What to work on:
a – In the Cheap Shots introduction, at roughly what figure does the Hollywood label "Low-Budget" begin?
b – Continue the Cheap Shots introduction from its last sentence.

Text under study below:

So, you want to make a movie, but lack the funds. You’ve scraped together all you could and bought a decent camera. A lens or two. Maybe a tripod. You rallied your friends to be your crew, found some hungry actors who’ll work for experience and wrote a decent script. But knowing that in Hollywood the moniker »Low-Budget« begins at about 5 Mil, you must face the music: You’re No-Budget. Reason to despair? After all you’ll need tracking shots, lighting, filtering and all that jazz. You check the camera equipment companies: an arm and a leg. Rental houses: not much better. What to do? First, let’s take some advice from one of the most prolific of the no-budget kings:
Creativity, not money, is used to solve problems. – Robert Rodriguez
Welcome to »Cheap Shots«. This compendium is by no means comprehensive – it never could be. Your specific challenges require your specific solutions. It is a collection of ideas on how to tackle problems often encountered on no-budget productions – specifically regarding the camera department. It is a toolkit to browse through and be inspired. To have starting points to build from and adapt. To put you in the mindset of an independent filmmaker, exploring those possibilities around you, one might otherwise overlook.

End of Text under study.
Raw data below:

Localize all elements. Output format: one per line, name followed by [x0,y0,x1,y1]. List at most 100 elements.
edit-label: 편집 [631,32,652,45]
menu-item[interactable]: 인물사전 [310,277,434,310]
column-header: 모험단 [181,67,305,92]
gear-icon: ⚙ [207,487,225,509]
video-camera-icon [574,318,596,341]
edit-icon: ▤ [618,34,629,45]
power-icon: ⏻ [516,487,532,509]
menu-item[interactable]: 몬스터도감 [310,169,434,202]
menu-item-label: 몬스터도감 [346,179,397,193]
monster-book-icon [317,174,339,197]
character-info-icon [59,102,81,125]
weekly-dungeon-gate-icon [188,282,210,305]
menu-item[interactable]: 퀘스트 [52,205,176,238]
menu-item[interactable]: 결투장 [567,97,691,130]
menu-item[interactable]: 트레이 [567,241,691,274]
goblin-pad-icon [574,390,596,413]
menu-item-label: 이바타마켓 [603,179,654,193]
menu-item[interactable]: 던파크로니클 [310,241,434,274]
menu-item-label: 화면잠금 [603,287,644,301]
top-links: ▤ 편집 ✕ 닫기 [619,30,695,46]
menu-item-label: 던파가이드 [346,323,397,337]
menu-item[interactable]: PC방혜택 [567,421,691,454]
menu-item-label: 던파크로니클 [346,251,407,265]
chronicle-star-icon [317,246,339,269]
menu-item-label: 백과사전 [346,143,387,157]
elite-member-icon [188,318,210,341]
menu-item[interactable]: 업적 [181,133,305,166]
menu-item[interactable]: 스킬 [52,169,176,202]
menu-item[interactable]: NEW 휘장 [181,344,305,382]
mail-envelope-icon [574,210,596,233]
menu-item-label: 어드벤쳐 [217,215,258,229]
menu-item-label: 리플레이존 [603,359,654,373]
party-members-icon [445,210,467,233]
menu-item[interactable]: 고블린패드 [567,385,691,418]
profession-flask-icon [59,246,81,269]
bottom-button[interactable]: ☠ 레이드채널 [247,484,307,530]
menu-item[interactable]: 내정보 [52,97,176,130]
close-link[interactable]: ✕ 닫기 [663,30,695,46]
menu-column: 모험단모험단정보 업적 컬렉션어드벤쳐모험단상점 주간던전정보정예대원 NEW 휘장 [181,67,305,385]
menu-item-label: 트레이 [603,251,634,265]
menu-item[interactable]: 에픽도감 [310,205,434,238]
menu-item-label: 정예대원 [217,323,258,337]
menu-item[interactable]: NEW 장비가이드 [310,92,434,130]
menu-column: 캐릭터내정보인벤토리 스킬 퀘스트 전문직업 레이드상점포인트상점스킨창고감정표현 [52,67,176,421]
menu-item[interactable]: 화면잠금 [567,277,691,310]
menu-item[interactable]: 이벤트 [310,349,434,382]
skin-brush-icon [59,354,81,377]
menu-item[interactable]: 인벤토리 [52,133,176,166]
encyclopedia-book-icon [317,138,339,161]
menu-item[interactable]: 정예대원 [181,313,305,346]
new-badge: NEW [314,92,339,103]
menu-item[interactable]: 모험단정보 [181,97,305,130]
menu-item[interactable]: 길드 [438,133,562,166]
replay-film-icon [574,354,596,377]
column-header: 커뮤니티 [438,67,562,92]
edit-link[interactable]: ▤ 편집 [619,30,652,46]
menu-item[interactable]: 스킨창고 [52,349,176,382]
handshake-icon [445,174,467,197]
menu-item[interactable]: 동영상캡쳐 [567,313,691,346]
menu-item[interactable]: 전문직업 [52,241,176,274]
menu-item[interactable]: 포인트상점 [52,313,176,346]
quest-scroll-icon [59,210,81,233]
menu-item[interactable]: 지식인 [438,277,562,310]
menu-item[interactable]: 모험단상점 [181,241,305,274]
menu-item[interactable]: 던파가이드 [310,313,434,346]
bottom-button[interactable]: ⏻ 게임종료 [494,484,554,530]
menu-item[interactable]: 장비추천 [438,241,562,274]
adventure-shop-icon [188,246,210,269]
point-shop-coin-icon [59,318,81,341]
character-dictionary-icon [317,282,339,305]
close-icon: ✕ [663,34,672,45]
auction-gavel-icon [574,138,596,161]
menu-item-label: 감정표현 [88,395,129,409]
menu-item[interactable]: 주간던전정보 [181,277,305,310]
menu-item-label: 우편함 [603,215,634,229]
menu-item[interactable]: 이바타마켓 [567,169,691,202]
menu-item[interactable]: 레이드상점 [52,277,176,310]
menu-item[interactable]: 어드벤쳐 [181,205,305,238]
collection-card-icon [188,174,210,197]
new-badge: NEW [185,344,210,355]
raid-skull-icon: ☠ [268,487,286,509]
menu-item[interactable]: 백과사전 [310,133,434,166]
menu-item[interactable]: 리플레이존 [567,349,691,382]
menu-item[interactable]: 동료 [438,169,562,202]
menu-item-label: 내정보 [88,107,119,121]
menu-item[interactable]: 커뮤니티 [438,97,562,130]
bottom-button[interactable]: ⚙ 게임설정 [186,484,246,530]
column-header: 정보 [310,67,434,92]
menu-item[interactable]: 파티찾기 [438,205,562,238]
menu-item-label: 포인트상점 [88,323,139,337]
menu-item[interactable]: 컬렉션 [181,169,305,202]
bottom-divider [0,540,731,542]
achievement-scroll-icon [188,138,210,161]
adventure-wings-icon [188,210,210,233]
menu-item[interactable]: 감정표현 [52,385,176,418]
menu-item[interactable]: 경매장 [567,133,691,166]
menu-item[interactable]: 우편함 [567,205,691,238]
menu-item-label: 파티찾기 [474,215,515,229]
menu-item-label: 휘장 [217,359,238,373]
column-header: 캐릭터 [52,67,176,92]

End of Raw data.

Outputs for the tasks:
a – At about 5 million.

b –
But it is also a celebration of the industry-independent film-making spirit and the rejection of the toxic connection between art and money. Roger Corman (»King of the B’s«) called motion pictures a »slightly corrupted art form« because »they combine art and business«. Let’s take the business out of it again.
So – browse, think, go forth and be inventive. Hopefully »Cheap Shots« will help you to get started.